▸ **PROMPT**
Your task is to write out the complete listing exactly as it is shown.

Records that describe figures
BEGIN

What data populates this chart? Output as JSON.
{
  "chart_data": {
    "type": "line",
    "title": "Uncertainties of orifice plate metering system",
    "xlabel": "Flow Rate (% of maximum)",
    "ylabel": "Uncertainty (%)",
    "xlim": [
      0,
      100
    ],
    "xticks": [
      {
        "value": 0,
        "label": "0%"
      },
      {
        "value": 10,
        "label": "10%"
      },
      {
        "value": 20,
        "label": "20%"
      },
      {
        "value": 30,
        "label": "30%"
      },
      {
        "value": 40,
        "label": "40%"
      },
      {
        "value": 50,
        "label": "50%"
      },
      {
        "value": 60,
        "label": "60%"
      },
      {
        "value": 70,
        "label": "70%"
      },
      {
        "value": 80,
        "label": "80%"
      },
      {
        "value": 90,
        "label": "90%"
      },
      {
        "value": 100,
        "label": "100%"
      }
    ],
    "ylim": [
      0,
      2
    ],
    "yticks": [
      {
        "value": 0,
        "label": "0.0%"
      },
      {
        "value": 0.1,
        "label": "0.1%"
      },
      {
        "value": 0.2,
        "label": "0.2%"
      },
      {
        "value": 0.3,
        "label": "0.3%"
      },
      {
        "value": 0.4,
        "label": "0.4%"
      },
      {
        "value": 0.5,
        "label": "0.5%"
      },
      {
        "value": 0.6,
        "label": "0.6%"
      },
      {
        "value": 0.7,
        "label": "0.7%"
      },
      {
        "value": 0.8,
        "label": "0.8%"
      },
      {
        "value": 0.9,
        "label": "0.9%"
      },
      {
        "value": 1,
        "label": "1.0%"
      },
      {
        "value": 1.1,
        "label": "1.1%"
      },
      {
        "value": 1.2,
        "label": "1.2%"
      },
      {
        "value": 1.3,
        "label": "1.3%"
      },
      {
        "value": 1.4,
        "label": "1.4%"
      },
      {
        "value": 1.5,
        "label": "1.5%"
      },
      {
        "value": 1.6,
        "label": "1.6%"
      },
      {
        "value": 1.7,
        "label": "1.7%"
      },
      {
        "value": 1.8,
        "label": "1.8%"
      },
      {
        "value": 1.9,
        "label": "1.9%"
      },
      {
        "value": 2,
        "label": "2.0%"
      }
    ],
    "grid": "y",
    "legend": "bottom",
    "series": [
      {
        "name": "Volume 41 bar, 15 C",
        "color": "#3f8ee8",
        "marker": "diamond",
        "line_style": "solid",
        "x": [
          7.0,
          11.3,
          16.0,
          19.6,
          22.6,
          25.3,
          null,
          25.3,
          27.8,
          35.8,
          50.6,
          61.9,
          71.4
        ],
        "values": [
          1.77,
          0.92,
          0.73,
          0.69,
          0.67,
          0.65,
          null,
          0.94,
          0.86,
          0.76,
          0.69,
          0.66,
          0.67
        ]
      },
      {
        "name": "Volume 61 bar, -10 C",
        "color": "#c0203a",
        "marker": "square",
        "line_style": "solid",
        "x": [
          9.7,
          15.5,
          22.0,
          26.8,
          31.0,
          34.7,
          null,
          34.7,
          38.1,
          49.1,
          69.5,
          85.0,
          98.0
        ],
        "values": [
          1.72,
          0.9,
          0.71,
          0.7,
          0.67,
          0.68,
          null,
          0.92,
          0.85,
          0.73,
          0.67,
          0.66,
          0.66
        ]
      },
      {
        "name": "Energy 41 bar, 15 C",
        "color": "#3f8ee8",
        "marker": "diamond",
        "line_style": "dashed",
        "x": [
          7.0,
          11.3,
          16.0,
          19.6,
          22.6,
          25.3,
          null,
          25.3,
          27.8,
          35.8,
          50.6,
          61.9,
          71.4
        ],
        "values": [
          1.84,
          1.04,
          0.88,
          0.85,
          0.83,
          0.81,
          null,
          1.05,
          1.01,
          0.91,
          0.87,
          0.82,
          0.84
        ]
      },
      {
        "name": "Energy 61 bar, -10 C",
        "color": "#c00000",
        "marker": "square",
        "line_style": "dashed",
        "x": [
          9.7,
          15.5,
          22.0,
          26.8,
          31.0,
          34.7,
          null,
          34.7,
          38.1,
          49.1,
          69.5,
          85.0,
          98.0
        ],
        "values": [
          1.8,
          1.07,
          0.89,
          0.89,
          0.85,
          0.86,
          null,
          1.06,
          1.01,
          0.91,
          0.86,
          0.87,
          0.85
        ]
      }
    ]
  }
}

END

▸ **EXERCISE ANSWER**
What data populates this chart? Output as JSON.
{
  "chart_data": {
    "type": "line",
    "title": "Uncertainties of orifice plate metering system",
    "xlabel": "Flow Rate (% of maximum)",
    "ylabel": "Uncertainty (%)",
    "xlim": [
      0,
      100
    ],
    "xticks": [
      {
        "value": 0,
        "label": "0%"
      },
      {
        "value": 10,
        "label": "10%"
      },
      {
        "value": 20,
        "label": "20%"
      },
      {
        "value": 30,
        "label": "30%"
      },
      {
        "value": 40,
        "label": "40%"
      },
      {
        "value": 50,
        "label": "50%"
      },
      {
        "value": 60,
        "label": "60%"
      },
      {
        "value": 70,
        "label": "70%"
      },
      {
        "value": 80,
        "label": "80%"
      },
      {
        "value": 90,
        "label": "90%"
      },
      {
        "value": 100,
        "label": "100%"
      }
    ],
    "ylim": [
      0,
      2
    ],
    "yticks": [
      {
        "value": 0,
        "label": "0.0%"
      },
      {
        "value": 0.1,
        "label": "0.1%"
      },
      {
        "value": 0.2,
        "label": "0.2%"
      },
      {
        "value": 0.3,
        "label": "0.3%"
      },
      {
        "value": 0.4,
        "label": "0.4%"
      },
      {
        "value": 0.5,
        "label": "0.5%"
      },
      {
        "value": 0.6,
        "label": "0.6%"
      },
      {
        "value": 0.7,
        "label": "0.7%"
      },
      {
        "value": 0.8,
        "label": "0.8%"
      },
      {
        "value": 0.9,
        "label": "0.9%"
      },
      {
        "value": 1,
        "label": "1.0%"
      },
      {
        "value": 1.1,
        "label": "1.1%"
      },
      {
        "value": 1.2,
        "label": "1.2%"
      },
      {
        "value": 1.3,
        "label": "1.3%"
      },
      {
        "value": 1.4,
        "label": "1.4%"
      },
      {
        "value": 1.5,
        "label": "1.5%"
      },
      {
        "value": 1.6,
        "label": "1.6%"
      },
      {
        "value": 1.7,
        "label": "1.7%"
      },
      {
        "value": 1.8,
        "label": "1.8%"
      },
      {
        "value": 1.9,
        "label": "1.9%"
      },
      {
        "value": 2,
        "label": "2.0%"
      }
    ],
    "grid": "y",
    "legend": "bottom",
    "series": [
      {
        "name": "Volume 41 bar, 15 C",
        "color": "#3f8ee8",
        "marker": "diamond",
        "line_style": "solid",
        "x": [
          7.0,
          11.3,
          16.0,
          19.6,
          22.6,
          25.3,
          null,
          25.3,
          27.8,
          35.8,
          50.6,
          61.9,
          71.4
        ],
        "values": [
          1.77,
          0.92,
          0.73,
          0.69,
          0.67,
          0.65,
          null,
          0.94,
          0.86,
          0.76,
          0.69,
          0.66,
          0.67
        ]
      },
      {
        "name": "Volume 61 bar, -10 C",
        "color": "#c0203a",
        "marker": "square",
        "line_style": "solid",
        "x": [
          9.7,
          15.5,
          22.0,
          26.8,
          31.0,
          34.7,
          null,
          34.7,
          38.1,
          49.1,
          69.5,
          85.0,
          98.0
        ],
        "values": [
          1.72,
          0.9,
          0.71,
          0.7,
          0.67,
          0.68,
          null,
          0.92,
          0.85,
          0.73,
          0.67,
          0.66,
          0.66
        ]
      },
      {
        "name": "Energy 41 bar, 15 C",
        "color": "#3f8ee8",
        "marker": "diamond",
        "line_style": "dashed",
        "x": [
          7.0,
          11.3,
          16.0,
          19.6,
          22.6,
          25.3,
          null,
          25.3,
          27.8,
          35.8,
          50.6,
          61.9,
          71.4
        ],
        "values": [
          1.84,
          1.04,
          0.88,
          0.85,
          0.83,
          0.81,
          null,
          1.05,
          1.01,
          0.91,
          0.87,
          0.82,
          0.84
        ]
      },
      {
        "name": "Energy 61 bar, -10 C",
        "color": "#c00000",
        "marker": "square",
        "line_style": "dashed",
        "x": [
          9.7,
          15.5,
          22.0,
          26.8,
          31.0,
          34.7,
          null,
          34.7,
          38.1,
          49.1,
          69.5,
          85.0,
          98.0
        ],
        "values": [
          1.8,
          1.07,
          0.89,
          0.89,
          0.85,
          0.86,
          null,
          1.06,
          1.01,
          0.91,
          0.86,
          0.87,
          0.85
        ]
      }
    ]
  }
}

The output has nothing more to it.